Set exercise
Tally every line of the listing where the string "queen" is found, and state the total alone.

[Dataset items]
▼▼▼
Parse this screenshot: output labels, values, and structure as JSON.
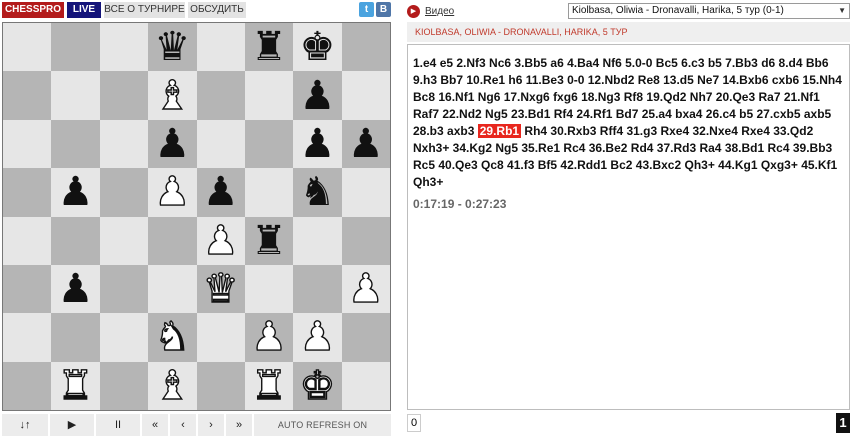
{
  "topbar": {
    "chesspro": "CHESSPRO",
    "live": "LIVE",
    "about": "ВСЕ О ТУРНИРЕ",
    "discuss": "ОБСУДИТЬ",
    "twitter_icon": "twitter-icon",
    "vk_icon": "vk-icon",
    "twitter_glyph": "t",
    "vk_glyph": "В"
  },
  "colors": {
    "brand_red": "#b31b1b",
    "live_navy": "#14147a",
    "highlight_move": "#e8271e",
    "light_square": "#e6e6e6",
    "dark_square": "#b5b5b5"
  },
  "board": {
    "orientation": "black-at-top",
    "ranks": [
      [
        "",
        "",
        "",
        "bK",
        "",
        "bR",
        "bK2",
        ""
      ],
      [
        "",
        "",
        "",
        "wB",
        "",
        "",
        "bP",
        ""
      ],
      [
        "",
        "",
        "",
        "bP",
        "",
        "",
        "bP",
        "bP"
      ],
      [
        "",
        "bP",
        "",
        "wP",
        "bP",
        "",
        "bN",
        ""
      ],
      [
        "",
        "",
        "",
        "",
        "wP",
        "bR",
        "",
        ""
      ],
      [
        "",
        "bP",
        "",
        "",
        "wQ",
        "",
        "",
        "wP"
      ],
      [
        "",
        "",
        "",
        "wN",
        "",
        "wP",
        "wP",
        ""
      ],
      [
        "",
        "wR",
        "",
        "wB",
        "",
        "wR",
        "wK",
        ""
      ]
    ],
    "pieces": [
      {
        "square": "d8",
        "piece": "black-queen-icon",
        "glyph": "♛",
        "color": "b"
      },
      {
        "square": "f8",
        "piece": "black-rook-icon",
        "glyph": "♜",
        "color": "b"
      },
      {
        "square": "g8",
        "piece": "black-king-icon",
        "glyph": "♚",
        "color": "b"
      },
      {
        "square": "d7",
        "piece": "white-bishop-icon",
        "glyph": "♝",
        "color": "w"
      },
      {
        "square": "g7",
        "piece": "black-pawn-icon",
        "glyph": "♟",
        "color": "b"
      },
      {
        "square": "d6",
        "piece": "black-pawn-icon",
        "glyph": "♟",
        "color": "b"
      },
      {
        "square": "g6",
        "piece": "black-pawn-icon",
        "glyph": "♟",
        "color": "b"
      },
      {
        "square": "h6",
        "piece": "black-pawn-icon",
        "glyph": "♟",
        "color": "b"
      },
      {
        "square": "b5",
        "piece": "black-pawn-icon",
        "glyph": "♟",
        "color": "b"
      },
      {
        "square": "d5",
        "piece": "white-pawn-icon",
        "glyph": "♟",
        "color": "w"
      },
      {
        "square": "e5",
        "piece": "black-pawn-icon",
        "glyph": "♟",
        "color": "b"
      },
      {
        "square": "g5",
        "piece": "black-knight-icon",
        "glyph": "♞",
        "color": "b"
      },
      {
        "square": "e4",
        "piece": "white-pawn-icon",
        "glyph": "♟",
        "color": "w"
      },
      {
        "square": "f4",
        "piece": "black-rook-icon",
        "glyph": "♜",
        "color": "b"
      },
      {
        "square": "b3",
        "piece": "black-pawn-icon",
        "glyph": "♟",
        "color": "b"
      },
      {
        "square": "e3",
        "piece": "white-queen-icon",
        "glyph": "♛",
        "color": "w"
      },
      {
        "square": "h3",
        "piece": "white-pawn-icon",
        "glyph": "♟",
        "color": "w"
      },
      {
        "square": "d2",
        "piece": "white-knight-icon",
        "glyph": "♞",
        "color": "w"
      },
      {
        "square": "f2",
        "piece": "white-pawn-icon",
        "glyph": "♟",
        "color": "w"
      },
      {
        "square": "g2",
        "piece": "white-pawn-icon",
        "glyph": "♟",
        "color": "w"
      },
      {
        "square": "b1",
        "piece": "white-rook-icon",
        "glyph": "♜",
        "color": "w"
      },
      {
        "square": "d1",
        "piece": "white-bishop-icon",
        "glyph": "♝",
        "color": "w"
      },
      {
        "square": "f1",
        "piece": "white-rook-icon",
        "glyph": "♜",
        "color": "w"
      },
      {
        "square": "g1",
        "piece": "white-king-icon",
        "glyph": "♚",
        "color": "w"
      }
    ]
  },
  "controls": {
    "flip": "↓↑",
    "play": "▶",
    "pause": "II",
    "first": "«",
    "prev": "‹",
    "next": "›",
    "last": "»",
    "auto_refresh": "AUTO REFRESH ON"
  },
  "right": {
    "video_icon": "play-circle-icon",
    "video_link": "Видео",
    "game_select": "Kiolbasa, Oliwia - Dronavalli, Harika, 5 тур (0-1)",
    "game_header": "KIOLBASA, OLIWIA - DRONAVALLI, HARIKA, 5 ТУР",
    "moves_before": "1.e4 e5 2.Nf3 Nc6 3.Bb5 a6 4.Ba4 Nf6 5.0-0 Bc5 6.c3 b5 7.Bb3 d6 8.d4 Bb6 9.h3 Bb7 10.Re1 h6 11.Be3 0-0 12.Nbd2 Re8 13.d5 Ne7 14.Bxb6 cxb6 15.Nh4 Bc8 16.Nf1 Ng6 17.Nxg6 fxg6 18.Ng3 Rf8 19.Qd2 Nh7 20.Qe3 Ra7 21.Nf1 Raf7 22.Nd2 Ng5 23.Bd1 Rf4 24.Rf1 Bd7 25.a4 bxa4 26.c4 b5 27.cxb5 axb5 28.b3 axb3",
    "moves_highlight": "29.Rb1",
    "moves_after": "Rh4 30.Rxb3 Rff4 31.g3 Rxe4 32.Nxe4 Rxe4 33.Qd2 Nxh3+ 34.Kg2 Ng5 35.Re1 Rc4 36.Be2 Rd4 37.Rd3 Ra4 38.Bd1 Rc4 39.Bb3 Rc5 40.Qe3 Qc8 41.f3 Bf5 42.Rdd1 Bc2 43.Bxc2 Qh3+ 44.Kg1 Qxg3+ 45.Kf1 Qh3+",
    "clock": "0:17:19 - 0:27:23",
    "counter_left": "0",
    "counter_right": "1"
  }
}
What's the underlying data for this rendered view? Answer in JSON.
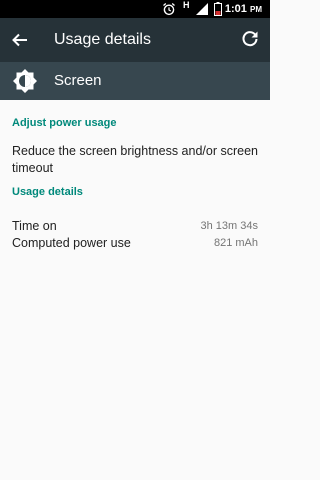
{
  "status_bar": {
    "time": "1:01",
    "ampm": "PM",
    "network_label": "H",
    "icons": [
      "alarm-icon",
      "network-h-icon",
      "signal-icon",
      "battery-icon"
    ]
  },
  "toolbar": {
    "title": "Usage details",
    "back_icon": "arrow-left-icon",
    "refresh_icon": "refresh-icon"
  },
  "header": {
    "icon": "brightness-icon",
    "label": "Screen"
  },
  "sections": {
    "adjust_title": "Adjust power usage",
    "adjust_item": "Reduce the screen brightness and/or screen timeout",
    "usage_title": "Usage details"
  },
  "usage": {
    "time_on_label": "Time on",
    "time_on_value": "3h 13m 34s",
    "power_label": "Computed power use",
    "power_value": "821 mAh"
  },
  "colors": {
    "toolbar_bg": "#263238",
    "header_bg": "#37474f",
    "accent": "#00897b",
    "battery": "#d32f2f"
  }
}
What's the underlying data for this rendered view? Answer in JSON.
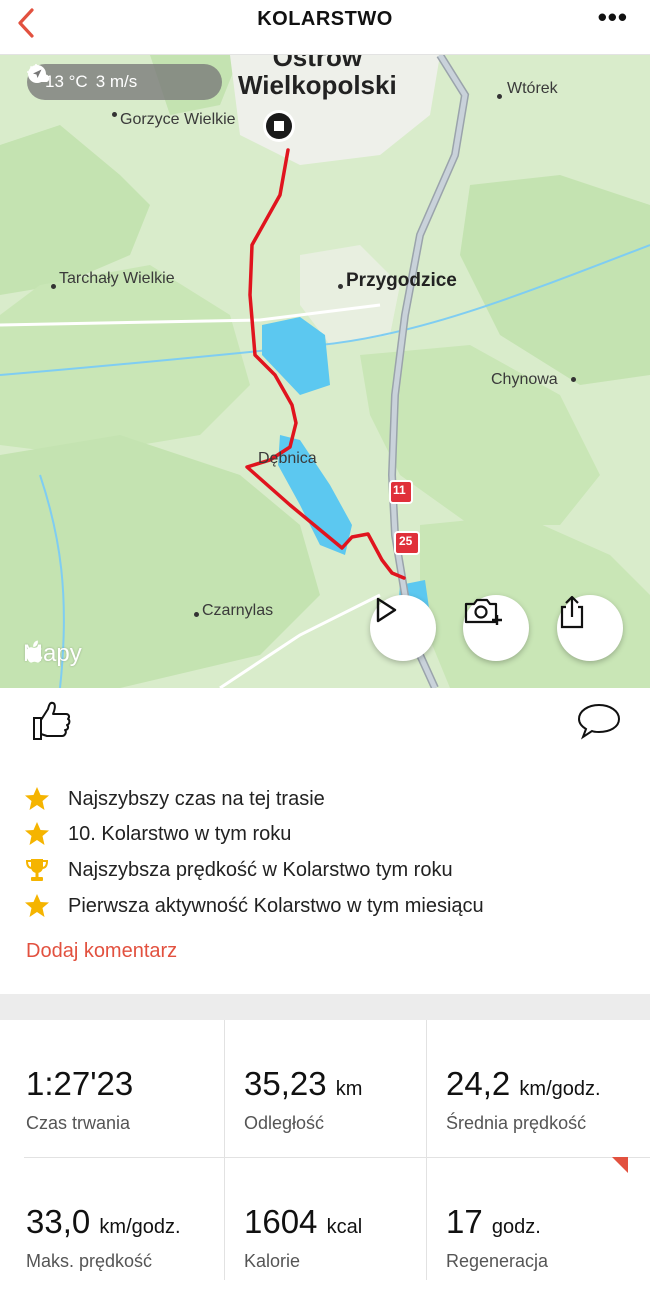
{
  "header": {
    "title": "KOLARSTWO",
    "back_icon": "chevron-left-icon",
    "more_label": "•••"
  },
  "map": {
    "weather": {
      "temperature": "13 °C",
      "wind": "3 m/s"
    },
    "places": {
      "ostrow_line1": "Ostrów",
      "ostrow_line2": "Wielkopolski",
      "gorzyce": "Gorzyce Wielkie",
      "wtorek": "Wtórek",
      "tarchaly": "Tarchały Wielkie",
      "przygodzice": "Przygodzice",
      "chynowa": "Chynowa",
      "debnica": "Dębnica",
      "czarnylas": "Czarnylas"
    },
    "road_labels": {
      "road_11": "11",
      "road_25": "25"
    },
    "brand": "Mapy",
    "route_color": "#e0141e"
  },
  "social": {
    "like_icon": "thumbs-up-icon",
    "comment_icon": "speech-bubble-icon"
  },
  "achievements": [
    {
      "icon": "star-icon",
      "text": "Najszybszy czas na tej trasie"
    },
    {
      "icon": "star-icon",
      "text": "10. Kolarstwo w tym roku"
    },
    {
      "icon": "trophy-icon",
      "text": "Najszybsza prędkość w Kolarstwo tym roku"
    },
    {
      "icon": "star-icon",
      "text": "Pierwsza aktywność Kolarstwo w tym miesiącu"
    }
  ],
  "add_comment_label": "Dodaj komentarz",
  "stats": [
    {
      "value": "1:27'23",
      "unit": "",
      "label": "Czas trwania"
    },
    {
      "value": "35,23",
      "unit": "km",
      "label": "Odległość"
    },
    {
      "value": "24,2",
      "unit": "km/godz.",
      "label": "Średnia prędkość"
    },
    {
      "value": "33,0",
      "unit": "km/godz.",
      "label": "Maks. prędkość"
    },
    {
      "value": "1604",
      "unit": "kcal",
      "label": "Kalorie"
    },
    {
      "value": "17",
      "unit": "godz.",
      "label": "Regeneracja"
    }
  ],
  "colors": {
    "accent": "#e2513f",
    "star": "#f5b400",
    "map_green": "#d9eccb",
    "water": "#5cc8f0"
  }
}
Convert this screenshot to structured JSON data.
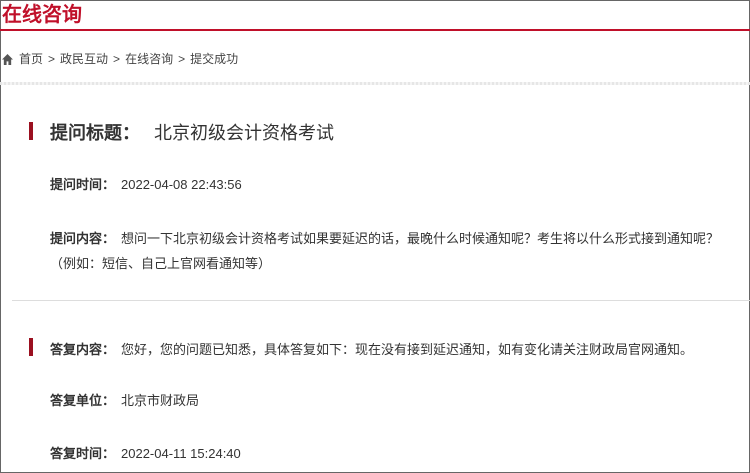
▲▲▲
Complete output
2